╔══

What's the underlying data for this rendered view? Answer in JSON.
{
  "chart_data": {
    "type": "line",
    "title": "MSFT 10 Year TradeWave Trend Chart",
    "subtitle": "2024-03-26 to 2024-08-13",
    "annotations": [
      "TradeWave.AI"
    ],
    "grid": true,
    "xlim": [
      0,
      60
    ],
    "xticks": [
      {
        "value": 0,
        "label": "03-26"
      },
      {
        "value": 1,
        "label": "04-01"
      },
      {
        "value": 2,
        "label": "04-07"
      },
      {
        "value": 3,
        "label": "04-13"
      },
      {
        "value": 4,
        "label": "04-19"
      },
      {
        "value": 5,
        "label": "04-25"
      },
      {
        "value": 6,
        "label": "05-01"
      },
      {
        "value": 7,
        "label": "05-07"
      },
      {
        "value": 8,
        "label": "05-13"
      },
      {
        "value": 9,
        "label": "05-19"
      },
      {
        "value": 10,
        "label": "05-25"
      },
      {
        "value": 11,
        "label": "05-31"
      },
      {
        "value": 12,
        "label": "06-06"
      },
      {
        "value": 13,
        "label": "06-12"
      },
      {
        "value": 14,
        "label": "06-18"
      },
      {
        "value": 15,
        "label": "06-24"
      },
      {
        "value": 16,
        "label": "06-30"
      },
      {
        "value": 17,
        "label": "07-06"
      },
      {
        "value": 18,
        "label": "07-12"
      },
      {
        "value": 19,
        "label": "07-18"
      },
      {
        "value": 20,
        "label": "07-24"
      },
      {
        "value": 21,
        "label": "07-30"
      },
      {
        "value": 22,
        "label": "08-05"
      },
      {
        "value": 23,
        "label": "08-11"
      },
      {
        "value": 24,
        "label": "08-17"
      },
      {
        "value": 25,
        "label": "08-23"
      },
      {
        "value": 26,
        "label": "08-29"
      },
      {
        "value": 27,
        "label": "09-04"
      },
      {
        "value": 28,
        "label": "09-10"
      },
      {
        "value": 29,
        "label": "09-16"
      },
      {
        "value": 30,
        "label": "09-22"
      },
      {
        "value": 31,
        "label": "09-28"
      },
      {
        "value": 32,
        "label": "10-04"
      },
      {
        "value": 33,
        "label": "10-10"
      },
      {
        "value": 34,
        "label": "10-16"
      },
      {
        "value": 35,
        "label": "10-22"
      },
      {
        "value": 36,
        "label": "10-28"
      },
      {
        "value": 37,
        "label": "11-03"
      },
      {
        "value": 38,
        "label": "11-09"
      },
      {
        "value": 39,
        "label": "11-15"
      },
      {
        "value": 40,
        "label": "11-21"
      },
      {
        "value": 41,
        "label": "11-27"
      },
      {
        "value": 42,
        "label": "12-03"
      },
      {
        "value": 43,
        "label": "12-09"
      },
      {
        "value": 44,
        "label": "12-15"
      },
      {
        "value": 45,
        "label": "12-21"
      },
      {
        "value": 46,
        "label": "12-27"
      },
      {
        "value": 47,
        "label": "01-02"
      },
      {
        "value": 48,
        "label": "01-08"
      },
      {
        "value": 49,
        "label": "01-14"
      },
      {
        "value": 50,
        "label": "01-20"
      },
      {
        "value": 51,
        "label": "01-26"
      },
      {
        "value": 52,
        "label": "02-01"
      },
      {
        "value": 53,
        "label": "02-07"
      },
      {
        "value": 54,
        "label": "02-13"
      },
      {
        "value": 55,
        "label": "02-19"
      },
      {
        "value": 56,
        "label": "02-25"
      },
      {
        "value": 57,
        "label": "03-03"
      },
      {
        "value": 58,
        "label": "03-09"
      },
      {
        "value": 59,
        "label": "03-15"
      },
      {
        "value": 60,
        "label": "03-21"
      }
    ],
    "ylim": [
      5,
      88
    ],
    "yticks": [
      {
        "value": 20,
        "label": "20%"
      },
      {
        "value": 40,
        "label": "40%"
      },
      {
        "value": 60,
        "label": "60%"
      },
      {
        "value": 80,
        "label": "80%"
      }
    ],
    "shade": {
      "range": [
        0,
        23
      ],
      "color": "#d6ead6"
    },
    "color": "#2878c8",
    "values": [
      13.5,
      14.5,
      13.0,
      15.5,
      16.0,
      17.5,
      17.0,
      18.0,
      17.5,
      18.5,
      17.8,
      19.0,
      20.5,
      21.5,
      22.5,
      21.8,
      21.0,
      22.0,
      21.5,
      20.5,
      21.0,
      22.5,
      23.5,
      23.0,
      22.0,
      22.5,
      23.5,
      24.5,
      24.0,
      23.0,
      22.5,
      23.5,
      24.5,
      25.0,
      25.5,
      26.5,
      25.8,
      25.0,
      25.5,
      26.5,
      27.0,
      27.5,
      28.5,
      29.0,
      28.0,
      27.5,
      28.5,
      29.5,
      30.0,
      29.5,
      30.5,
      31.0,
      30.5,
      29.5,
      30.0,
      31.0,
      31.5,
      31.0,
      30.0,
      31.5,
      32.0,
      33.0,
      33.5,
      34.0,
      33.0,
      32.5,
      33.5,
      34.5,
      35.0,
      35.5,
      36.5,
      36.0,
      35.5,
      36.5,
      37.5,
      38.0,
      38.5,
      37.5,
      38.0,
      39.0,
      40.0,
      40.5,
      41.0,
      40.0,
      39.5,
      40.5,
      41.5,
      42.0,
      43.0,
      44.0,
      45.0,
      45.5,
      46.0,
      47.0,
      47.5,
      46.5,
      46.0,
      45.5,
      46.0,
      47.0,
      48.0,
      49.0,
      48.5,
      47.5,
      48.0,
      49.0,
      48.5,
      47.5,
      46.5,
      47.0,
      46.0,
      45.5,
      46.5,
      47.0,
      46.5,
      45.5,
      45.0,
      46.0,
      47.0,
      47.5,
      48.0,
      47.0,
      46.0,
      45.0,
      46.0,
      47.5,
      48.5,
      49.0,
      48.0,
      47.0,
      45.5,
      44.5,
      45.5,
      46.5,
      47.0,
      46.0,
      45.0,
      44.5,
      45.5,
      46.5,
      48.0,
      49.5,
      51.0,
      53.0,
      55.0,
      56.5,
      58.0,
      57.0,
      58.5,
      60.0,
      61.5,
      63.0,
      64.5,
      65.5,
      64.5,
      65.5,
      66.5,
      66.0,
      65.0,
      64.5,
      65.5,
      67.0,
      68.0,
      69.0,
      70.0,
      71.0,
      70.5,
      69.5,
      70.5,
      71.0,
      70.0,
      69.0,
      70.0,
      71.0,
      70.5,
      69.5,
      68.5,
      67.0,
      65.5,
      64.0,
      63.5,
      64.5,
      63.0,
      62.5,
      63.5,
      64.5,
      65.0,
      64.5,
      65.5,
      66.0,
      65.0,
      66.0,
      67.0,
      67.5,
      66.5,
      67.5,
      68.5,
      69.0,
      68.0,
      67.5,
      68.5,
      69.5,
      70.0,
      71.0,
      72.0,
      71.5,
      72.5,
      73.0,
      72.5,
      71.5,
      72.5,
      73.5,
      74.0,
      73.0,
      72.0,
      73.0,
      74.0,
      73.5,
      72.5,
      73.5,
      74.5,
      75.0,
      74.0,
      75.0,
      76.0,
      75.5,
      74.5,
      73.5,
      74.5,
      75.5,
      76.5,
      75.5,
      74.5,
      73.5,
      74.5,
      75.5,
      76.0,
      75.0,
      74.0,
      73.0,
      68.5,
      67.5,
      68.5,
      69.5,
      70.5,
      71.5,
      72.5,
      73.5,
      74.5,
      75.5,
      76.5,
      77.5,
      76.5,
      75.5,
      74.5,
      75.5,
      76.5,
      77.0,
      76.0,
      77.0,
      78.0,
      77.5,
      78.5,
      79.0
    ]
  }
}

╚══

Stated problem - Set all of the entries down again, exactly as they were given.

Task result -
What's the underlying data for this rendered view? Answer in JSON.
{
  "chart_data": {
    "type": "line",
    "title": "MSFT 10 Year TradeWave Trend Chart",
    "subtitle": "2024-03-26 to 2024-08-13",
    "annotations": [
      "TradeWave.AI"
    ],
    "grid": true,
    "xlim": [
      0,
      60
    ],
    "xticks": [
      {
        "value": 0,
        "label": "03-26"
      },
      {
        "value": 1,
        "label": "04-01"
      },
      {
        "value": 2,
        "label": "04-07"
      },
      {
        "value": 3,
        "label": "04-13"
      },
      {
        "value": 4,
        "label": "04-19"
      },
      {
        "value": 5,
        "label": "04-25"
      },
      {
        "value": 6,
        "label": "05-01"
      },
      {
        "value": 7,
        "label": "05-07"
      },
      {
        "value": 8,
        "label": "05-13"
      },
      {
        "value": 9,
        "label": "05-19"
      },
      {
        "value": 10,
        "label": "05-25"
      },
      {
        "value": 11,
        "label": "05-31"
      },
      {
        "value": 12,
        "label": "06-06"
      },
      {
        "value": 13,
        "label": "06-12"
      },
      {
        "value": 14,
        "label": "06-18"
      },
      {
        "value": 15,
        "label": "06-24"
      },
      {
        "value": 16,
        "label": "06-30"
      },
      {
        "value": 17,
        "label": "07-06"
      },
      {
        "value": 18,
        "label": "07-12"
      },
      {
        "value": 19,
        "label": "07-18"
      },
      {
        "value": 20,
        "label": "07-24"
      },
      {
        "value": 21,
        "label": "07-30"
      },
      {
        "value": 22,
        "label": "08-05"
      },
      {
        "value": 23,
        "label": "08-11"
      },
      {
        "value": 24,
        "label": "08-17"
      },
      {
        "value": 25,
        "label": "08-23"
      },
      {
        "value": 26,
        "label": "08-29"
      },
      {
        "value": 27,
        "label": "09-04"
      },
      {
        "value": 28,
        "label": "09-10"
      },
      {
        "value": 29,
        "label": "09-16"
      },
      {
        "value": 30,
        "label": "09-22"
      },
      {
        "value": 31,
        "label": "09-28"
      },
      {
        "value": 32,
        "label": "10-04"
      },
      {
        "value": 33,
        "label": "10-10"
      },
      {
        "value": 34,
        "label": "10-16"
      },
      {
        "value": 35,
        "label": "10-22"
      },
      {
        "value": 36,
        "label": "10-28"
      },
      {
        "value": 37,
        "label": "11-03"
      },
      {
        "value": 38,
        "label": "11-09"
      },
      {
        "value": 39,
        "label": "11-15"
      },
      {
        "value": 40,
        "label": "11-21"
      },
      {
        "value": 41,
        "label": "11-27"
      },
      {
        "value": 42,
        "label": "12-03"
      },
      {
        "value": 43,
        "label": "12-09"
      },
      {
        "value": 44,
        "label": "12-15"
      },
      {
        "value": 45,
        "label": "12-21"
      },
      {
        "value": 46,
        "label": "12-27"
      },
      {
        "value": 47,
        "label": "01-02"
      },
      {
        "value": 48,
        "label": "01-08"
      },
      {
        "value": 49,
        "label": "01-14"
      },
      {
        "value": 50,
        "label": "01-20"
      },
      {
        "value": 51,
        "label": "01-26"
      },
      {
        "value": 52,
        "label": "02-01"
      },
      {
        "value": 53,
        "label": "02-07"
      },
      {
        "value": 54,
        "label": "02-13"
      },
      {
        "value": 55,
        "label": "02-19"
      },
      {
        "value": 56,
        "label": "02-25"
      },
      {
        "value": 57,
        "label": "03-03"
      },
      {
        "value": 58,
        "label": "03-09"
      },
      {
        "value": 59,
        "label": "03-15"
      },
      {
        "value": 60,
        "label": "03-21"
      }
    ],
    "ylim": [
      5,
      88
    ],
    "yticks": [
      {
        "value": 20,
        "label": "20%"
      },
      {
        "value": 40,
        "label": "40%"
      },
      {
        "value": 60,
        "label": "60%"
      },
      {
        "value": 80,
        "label": "80%"
      }
    ],
    "shade": {
      "range": [
        0,
        23
      ],
      "color": "#d6ead6"
    },
    "color": "#2878c8",
    "values": [
      13.5,
      14.5,
      13.0,
      15.5,
      16.0,
      17.5,
      17.0,
      18.0,
      17.5,
      18.5,
      17.8,
      19.0,
      20.5,
      21.5,
      22.5,
      21.8,
      21.0,
      22.0,
      21.5,
      20.5,
      21.0,
      22.5,
      23.5,
      23.0,
      22.0,
      22.5,
      23.5,
      24.5,
      24.0,
      23.0,
      22.5,
      23.5,
      24.5,
      25.0,
      25.5,
      26.5,
      25.8,
      25.0,
      25.5,
      26.5,
      27.0,
      27.5,
      28.5,
      29.0,
      28.0,
      27.5,
      28.5,
      29.5,
      30.0,
      29.5,
      30.5,
      31.0,
      30.5,
      29.5,
      30.0,
      31.0,
      31.5,
      31.0,
      30.0,
      31.5,
      32.0,
      33.0,
      33.5,
      34.0,
      33.0,
      32.5,
      33.5,
      34.5,
      35.0,
      35.5,
      36.5,
      36.0,
      35.5,
      36.5,
      37.5,
      38.0,
      38.5,
      37.5,
      38.0,
      39.0,
      40.0,
      40.5,
      41.0,
      40.0,
      39.5,
      40.5,
      41.5,
      42.0,
      43.0,
      44.0,
      45.0,
      45.5,
      46.0,
      47.0,
      47.5,
      46.5,
      46.0,
      45.5,
      46.0,
      47.0,
      48.0,
      49.0,
      48.5,
      47.5,
      48.0,
      49.0,
      48.5,
      47.5,
      46.5,
      47.0,
      46.0,
      45.5,
      46.5,
      47.0,
      46.5,
      45.5,
      45.0,
      46.0,
      47.0,
      47.5,
      48.0,
      47.0,
      46.0,
      45.0,
      46.0,
      47.5,
      48.5,
      49.0,
      48.0,
      47.0,
      45.5,
      44.5,
      45.5,
      46.5,
      47.0,
      46.0,
      45.0,
      44.5,
      45.5,
      46.5,
      48.0,
      49.5,
      51.0,
      53.0,
      55.0,
      56.5,
      58.0,
      57.0,
      58.5,
      60.0,
      61.5,
      63.0,
      64.5,
      65.5,
      64.5,
      65.5,
      66.5,
      66.0,
      65.0,
      64.5,
      65.5,
      67.0,
      68.0,
      69.0,
      70.0,
      71.0,
      70.5,
      69.5,
      70.5,
      71.0,
      70.0,
      69.0,
      70.0,
      71.0,
      70.5,
      69.5,
      68.5,
      67.0,
      65.5,
      64.0,
      63.5,
      64.5,
      63.0,
      62.5,
      63.5,
      64.5,
      65.0,
      64.5,
      65.5,
      66.0,
      65.0,
      66.0,
      67.0,
      67.5,
      66.5,
      67.5,
      68.5,
      69.0,
      68.0,
      67.5,
      68.5,
      69.5,
      70.0,
      71.0,
      72.0,
      71.5,
      72.5,
      73.0,
      72.5,
      71.5,
      72.5,
      73.5,
      74.0,
      73.0,
      72.0,
      73.0,
      74.0,
      73.5,
      72.5,
      73.5,
      74.5,
      75.0,
      74.0,
      75.0,
      76.0,
      75.5,
      74.5,
      73.5,
      74.5,
      75.5,
      76.5,
      75.5,
      74.5,
      73.5,
      74.5,
      75.5,
      76.0,
      75.0,
      74.0,
      73.0,
      68.5,
      67.5,
      68.5,
      69.5,
      70.5,
      71.5,
      72.5,
      73.5,
      74.5,
      75.5,
      76.5,
      77.5,
      76.5,
      75.5,
      74.5,
      75.5,
      76.5,
      77.0,
      76.0,
      77.0,
      78.0,
      77.5,
      78.5,
      79.0
    ]
  }
}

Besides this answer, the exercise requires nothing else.